# Your goal
Give the number of lines holding the string "warehouse" and nothing more.

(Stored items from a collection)
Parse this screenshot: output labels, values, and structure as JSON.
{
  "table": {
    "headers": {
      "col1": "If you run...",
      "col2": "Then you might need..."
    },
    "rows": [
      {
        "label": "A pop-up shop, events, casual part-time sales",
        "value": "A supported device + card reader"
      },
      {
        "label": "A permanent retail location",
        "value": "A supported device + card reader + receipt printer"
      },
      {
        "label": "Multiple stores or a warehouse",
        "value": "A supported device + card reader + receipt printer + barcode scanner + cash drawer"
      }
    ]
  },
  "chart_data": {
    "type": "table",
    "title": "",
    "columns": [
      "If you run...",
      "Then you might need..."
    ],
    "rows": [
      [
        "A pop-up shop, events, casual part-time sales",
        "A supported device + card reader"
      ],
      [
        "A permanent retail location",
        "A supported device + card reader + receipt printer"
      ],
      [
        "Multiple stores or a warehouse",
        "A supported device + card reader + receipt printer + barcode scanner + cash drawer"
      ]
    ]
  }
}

# Result of this exercise
2